CHALLENGE >>
Reproduce all of the listing below without alteration.

Extracted data entries:
* START *
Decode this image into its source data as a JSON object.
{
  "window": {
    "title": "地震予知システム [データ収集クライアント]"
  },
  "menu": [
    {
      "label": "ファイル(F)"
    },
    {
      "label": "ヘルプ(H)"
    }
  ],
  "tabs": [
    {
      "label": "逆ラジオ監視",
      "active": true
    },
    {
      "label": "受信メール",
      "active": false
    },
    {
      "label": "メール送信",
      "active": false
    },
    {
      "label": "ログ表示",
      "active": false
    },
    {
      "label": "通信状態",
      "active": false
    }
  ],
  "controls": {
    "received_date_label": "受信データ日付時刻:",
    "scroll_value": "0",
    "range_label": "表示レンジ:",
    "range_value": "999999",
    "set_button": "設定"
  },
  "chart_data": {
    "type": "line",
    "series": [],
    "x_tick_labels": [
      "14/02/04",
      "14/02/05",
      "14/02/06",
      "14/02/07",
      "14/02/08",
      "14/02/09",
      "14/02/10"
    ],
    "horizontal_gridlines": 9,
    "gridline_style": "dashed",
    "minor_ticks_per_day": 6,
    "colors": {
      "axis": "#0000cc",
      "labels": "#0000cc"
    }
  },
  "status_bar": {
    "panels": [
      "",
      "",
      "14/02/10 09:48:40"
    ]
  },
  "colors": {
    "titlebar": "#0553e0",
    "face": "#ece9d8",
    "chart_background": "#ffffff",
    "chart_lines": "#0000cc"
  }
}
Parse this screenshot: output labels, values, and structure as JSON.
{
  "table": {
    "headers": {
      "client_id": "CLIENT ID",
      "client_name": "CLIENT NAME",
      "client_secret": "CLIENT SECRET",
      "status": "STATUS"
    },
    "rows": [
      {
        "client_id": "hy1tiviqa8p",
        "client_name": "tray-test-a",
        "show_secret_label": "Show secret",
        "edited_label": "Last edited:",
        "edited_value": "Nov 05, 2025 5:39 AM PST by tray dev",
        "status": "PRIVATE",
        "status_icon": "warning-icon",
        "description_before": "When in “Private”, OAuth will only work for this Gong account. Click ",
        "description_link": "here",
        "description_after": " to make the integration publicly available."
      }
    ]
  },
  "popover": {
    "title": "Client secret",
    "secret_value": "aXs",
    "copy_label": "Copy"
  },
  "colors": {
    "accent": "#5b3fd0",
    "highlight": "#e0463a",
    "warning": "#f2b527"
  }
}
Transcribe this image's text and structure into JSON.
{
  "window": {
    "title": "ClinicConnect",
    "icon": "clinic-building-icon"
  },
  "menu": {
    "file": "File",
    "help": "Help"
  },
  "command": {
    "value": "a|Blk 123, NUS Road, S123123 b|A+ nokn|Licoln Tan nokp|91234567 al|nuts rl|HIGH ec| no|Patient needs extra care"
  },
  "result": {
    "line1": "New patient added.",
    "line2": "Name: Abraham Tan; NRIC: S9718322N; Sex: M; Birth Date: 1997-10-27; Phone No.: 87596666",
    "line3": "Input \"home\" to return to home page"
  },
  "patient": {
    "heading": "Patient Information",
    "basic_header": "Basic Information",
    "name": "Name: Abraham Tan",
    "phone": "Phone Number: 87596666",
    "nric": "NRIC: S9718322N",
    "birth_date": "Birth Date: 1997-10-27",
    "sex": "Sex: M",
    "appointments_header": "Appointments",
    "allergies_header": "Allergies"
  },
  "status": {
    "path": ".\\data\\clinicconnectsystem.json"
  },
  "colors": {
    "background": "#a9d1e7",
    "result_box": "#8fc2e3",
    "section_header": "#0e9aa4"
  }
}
* END *
CORRECT RESULT >>
Decode this image into its source data as a JSON object.
{
  "window": {
    "title": "地震予知システム [データ収集クライアント]"
  },
  "menu": [
    {
      "label": "ファイル(F)"
    },
    {
      "label": "ヘルプ(H)"
    }
  ],
  "tabs": [
    {
      "label": "逆ラジオ監視",
      "active": true
    },
    {
      "label": "受信メール",
      "active": false
    },
    {
      "label": "メール送信",
      "active": false
    },
    {
      "label": "ログ表示",
      "active": false
    },
    {
      "label": "通信状態",
      "active": false
    }
  ],
  "controls": {
    "received_date_label": "受信データ日付時刻:",
    "scroll_value": "0",
    "range_label": "表示レンジ:",
    "range_value": "999999",
    "set_button": "設定"
  },
  "chart_data": {
    "type": "line",
    "series": [],
    "x_tick_labels": [
      "14/02/04",
      "14/02/05",
      "14/02/06",
      "14/02/07",
      "14/02/08",
      "14/02/09",
      "14/02/10"
    ],
    "horizontal_gridlines": 9,
    "gridline_style": "dashed",
    "minor_ticks_per_day": 6,
    "colors": {
      "axis": "#0000cc",
      "labels": "#0000cc"
    }
  },
  "status_bar": {
    "panels": [
      "",
      "",
      "14/02/10 09:48:40"
    ]
  },
  "colors": {
    "titlebar": "#0553e0",
    "face": "#ece9d8",
    "chart_background": "#ffffff",
    "chart_lines": "#0000cc"
  }
}
Parse this screenshot: output labels, values, and structure as JSON.
{
  "table": {
    "headers": {
      "client_id": "CLIENT ID",
      "client_name": "CLIENT NAME",
      "client_secret": "CLIENT SECRET",
      "status": "STATUS"
    },
    "rows": [
      {
        "client_id": "hy1tiviqa8p",
        "client_name": "tray-test-a",
        "show_secret_label": "Show secret",
        "edited_label": "Last edited:",
        "edited_value": "Nov 05, 2025 5:39 AM PST by tray dev",
        "status": "PRIVATE",
        "status_icon": "warning-icon",
        "description_before": "When in “Private”, OAuth will only work for this Gong account. Click ",
        "description_link": "here",
        "description_after": " to make the integration publicly available."
      }
    ]
  },
  "popover": {
    "title": "Client secret",
    "secret_value": "aXs",
    "copy_label": "Copy"
  },
  "colors": {
    "accent": "#5b3fd0",
    "highlight": "#e0463a",
    "warning": "#f2b527"
  }
}
Transcribe this image's text and structure into JSON.
{
  "window": {
    "title": "ClinicConnect",
    "icon": "clinic-building-icon"
  },
  "menu": {
    "file": "File",
    "help": "Help"
  },
  "command": {
    "value": "a|Blk 123, NUS Road, S123123 b|A+ nokn|Licoln Tan nokp|91234567 al|nuts rl|HIGH ec| no|Patient needs extra care"
  },
  "result": {
    "line1": "New patient added.",
    "line2": "Name: Abraham Tan; NRIC: S9718322N; Sex: M; Birth Date: 1997-10-27; Phone No.: 87596666",
    "line3": "Input \"home\" to return to home page"
  },
  "patient": {
    "heading": "Patient Information",
    "basic_header": "Basic Information",
    "name": "Name: Abraham Tan",
    "phone": "Phone Number: 87596666",
    "nric": "NRIC: S9718322N",
    "birth_date": "Birth Date: 1997-10-27",
    "sex": "Sex: M",
    "appointments_header": "Appointments",
    "allergies_header": "Allergies"
  },
  "status": {
    "path": ".\\data\\clinicconnectsystem.json"
  },
  "colors": {
    "background": "#a9d1e7",
    "result_box": "#8fc2e3",
    "section_header": "#0e9aa4"
  }
}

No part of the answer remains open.